* Begin Materials provided *
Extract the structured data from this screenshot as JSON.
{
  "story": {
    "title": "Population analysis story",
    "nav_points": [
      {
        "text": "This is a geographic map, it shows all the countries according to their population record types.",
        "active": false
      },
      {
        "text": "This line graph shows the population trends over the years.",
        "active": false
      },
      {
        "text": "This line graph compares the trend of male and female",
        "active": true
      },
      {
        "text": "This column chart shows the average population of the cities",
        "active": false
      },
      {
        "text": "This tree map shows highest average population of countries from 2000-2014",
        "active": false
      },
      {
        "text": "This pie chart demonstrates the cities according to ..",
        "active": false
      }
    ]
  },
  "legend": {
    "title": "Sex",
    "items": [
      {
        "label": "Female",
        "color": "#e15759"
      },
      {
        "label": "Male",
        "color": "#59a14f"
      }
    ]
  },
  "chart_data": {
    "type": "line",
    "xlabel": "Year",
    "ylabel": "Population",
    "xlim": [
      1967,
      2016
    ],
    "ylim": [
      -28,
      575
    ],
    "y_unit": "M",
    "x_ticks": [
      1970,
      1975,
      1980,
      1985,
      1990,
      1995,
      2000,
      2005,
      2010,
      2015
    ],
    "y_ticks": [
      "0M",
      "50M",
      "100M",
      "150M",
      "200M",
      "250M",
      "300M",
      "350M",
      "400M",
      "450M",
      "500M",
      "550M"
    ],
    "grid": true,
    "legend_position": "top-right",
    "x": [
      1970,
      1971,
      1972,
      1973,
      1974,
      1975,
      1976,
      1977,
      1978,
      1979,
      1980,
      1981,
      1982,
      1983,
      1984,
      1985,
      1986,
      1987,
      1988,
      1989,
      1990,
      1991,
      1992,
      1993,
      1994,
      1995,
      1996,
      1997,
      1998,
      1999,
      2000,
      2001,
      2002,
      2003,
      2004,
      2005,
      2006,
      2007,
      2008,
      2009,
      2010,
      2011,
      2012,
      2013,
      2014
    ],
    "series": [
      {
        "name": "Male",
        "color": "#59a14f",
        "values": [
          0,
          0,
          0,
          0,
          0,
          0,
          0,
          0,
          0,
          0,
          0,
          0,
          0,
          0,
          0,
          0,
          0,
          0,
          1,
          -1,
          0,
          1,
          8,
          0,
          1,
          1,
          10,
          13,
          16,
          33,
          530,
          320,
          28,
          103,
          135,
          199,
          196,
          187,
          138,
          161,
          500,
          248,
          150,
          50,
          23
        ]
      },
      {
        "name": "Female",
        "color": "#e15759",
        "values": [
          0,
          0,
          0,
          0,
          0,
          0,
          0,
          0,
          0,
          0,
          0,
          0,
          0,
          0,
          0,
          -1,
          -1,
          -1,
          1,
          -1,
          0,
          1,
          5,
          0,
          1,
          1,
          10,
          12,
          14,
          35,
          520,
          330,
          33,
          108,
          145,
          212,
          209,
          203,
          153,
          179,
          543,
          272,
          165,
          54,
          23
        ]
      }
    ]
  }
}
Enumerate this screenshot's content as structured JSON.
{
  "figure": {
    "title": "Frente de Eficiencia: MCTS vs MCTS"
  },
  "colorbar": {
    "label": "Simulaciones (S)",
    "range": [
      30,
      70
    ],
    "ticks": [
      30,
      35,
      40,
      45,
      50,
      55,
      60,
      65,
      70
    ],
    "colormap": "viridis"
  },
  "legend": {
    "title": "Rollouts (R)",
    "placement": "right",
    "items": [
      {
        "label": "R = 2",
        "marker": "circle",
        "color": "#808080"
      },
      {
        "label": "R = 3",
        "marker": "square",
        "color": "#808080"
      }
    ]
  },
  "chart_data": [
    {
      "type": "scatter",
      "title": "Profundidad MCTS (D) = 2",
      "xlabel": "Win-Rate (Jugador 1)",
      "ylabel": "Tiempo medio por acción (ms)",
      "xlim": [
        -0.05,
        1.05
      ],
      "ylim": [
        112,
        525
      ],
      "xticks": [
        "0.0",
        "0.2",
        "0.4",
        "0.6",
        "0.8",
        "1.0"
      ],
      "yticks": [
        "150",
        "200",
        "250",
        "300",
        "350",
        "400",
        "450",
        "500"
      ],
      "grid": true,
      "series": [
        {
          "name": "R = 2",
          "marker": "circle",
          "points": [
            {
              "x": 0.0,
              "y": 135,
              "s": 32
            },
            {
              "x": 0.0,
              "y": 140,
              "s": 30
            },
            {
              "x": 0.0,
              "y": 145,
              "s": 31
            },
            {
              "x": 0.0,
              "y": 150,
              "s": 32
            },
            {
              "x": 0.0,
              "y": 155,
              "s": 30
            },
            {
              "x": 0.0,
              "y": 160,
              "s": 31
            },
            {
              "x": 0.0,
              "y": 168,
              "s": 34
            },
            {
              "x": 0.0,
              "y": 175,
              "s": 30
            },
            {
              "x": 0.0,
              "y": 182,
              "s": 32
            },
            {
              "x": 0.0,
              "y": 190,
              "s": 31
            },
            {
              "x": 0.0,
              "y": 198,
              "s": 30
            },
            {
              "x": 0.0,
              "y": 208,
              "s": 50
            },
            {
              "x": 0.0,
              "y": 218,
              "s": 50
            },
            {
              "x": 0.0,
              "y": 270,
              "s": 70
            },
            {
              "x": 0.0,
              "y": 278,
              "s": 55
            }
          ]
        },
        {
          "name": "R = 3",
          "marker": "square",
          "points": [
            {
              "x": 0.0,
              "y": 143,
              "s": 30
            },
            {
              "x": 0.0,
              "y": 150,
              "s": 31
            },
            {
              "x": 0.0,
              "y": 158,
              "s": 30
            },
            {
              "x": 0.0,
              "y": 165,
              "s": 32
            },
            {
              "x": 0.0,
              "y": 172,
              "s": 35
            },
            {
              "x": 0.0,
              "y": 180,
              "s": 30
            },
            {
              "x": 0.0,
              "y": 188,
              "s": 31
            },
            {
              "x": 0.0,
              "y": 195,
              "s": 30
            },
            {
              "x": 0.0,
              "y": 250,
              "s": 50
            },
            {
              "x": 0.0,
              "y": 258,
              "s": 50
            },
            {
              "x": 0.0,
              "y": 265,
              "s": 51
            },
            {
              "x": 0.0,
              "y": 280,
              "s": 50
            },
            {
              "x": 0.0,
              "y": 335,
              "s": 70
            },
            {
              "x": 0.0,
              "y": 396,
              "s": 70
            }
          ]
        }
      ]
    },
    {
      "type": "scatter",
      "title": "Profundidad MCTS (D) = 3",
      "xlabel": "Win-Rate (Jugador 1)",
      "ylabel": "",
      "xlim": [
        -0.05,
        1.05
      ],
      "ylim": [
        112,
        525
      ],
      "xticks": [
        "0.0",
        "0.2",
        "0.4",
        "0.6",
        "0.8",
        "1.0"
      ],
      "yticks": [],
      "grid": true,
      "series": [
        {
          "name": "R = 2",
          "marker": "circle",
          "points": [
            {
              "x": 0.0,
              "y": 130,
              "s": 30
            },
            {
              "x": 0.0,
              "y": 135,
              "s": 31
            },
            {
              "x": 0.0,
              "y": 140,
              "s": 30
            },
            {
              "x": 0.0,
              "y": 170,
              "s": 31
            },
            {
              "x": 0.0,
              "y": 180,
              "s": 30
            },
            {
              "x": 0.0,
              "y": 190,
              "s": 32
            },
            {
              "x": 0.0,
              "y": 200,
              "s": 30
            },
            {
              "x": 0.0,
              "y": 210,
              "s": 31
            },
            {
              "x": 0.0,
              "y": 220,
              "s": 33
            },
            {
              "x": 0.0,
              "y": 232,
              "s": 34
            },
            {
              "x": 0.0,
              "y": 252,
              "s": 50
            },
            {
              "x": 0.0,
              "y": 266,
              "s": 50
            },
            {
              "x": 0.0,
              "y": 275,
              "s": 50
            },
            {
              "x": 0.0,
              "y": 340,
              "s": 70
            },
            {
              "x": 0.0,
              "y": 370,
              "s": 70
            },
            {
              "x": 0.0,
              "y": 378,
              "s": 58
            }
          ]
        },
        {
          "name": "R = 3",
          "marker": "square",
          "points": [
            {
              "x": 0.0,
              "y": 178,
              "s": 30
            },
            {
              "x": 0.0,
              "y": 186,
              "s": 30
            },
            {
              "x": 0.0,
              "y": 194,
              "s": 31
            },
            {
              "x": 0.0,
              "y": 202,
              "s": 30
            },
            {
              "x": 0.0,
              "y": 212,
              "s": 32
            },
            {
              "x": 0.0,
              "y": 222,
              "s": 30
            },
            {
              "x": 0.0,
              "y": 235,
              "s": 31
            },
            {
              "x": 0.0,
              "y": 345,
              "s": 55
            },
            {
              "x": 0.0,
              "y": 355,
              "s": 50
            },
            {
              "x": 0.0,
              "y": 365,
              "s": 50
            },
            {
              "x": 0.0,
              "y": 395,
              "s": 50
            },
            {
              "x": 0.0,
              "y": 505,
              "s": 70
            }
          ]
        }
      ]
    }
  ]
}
* End Materials provided *
» Stated task
Copy every line of the listing containing the string "according".

» Complete output
        "text": "This is a geographic map, it shows all the countries according to their population record types.",
        "text": "This pie chart demonstrates the cities according to ..",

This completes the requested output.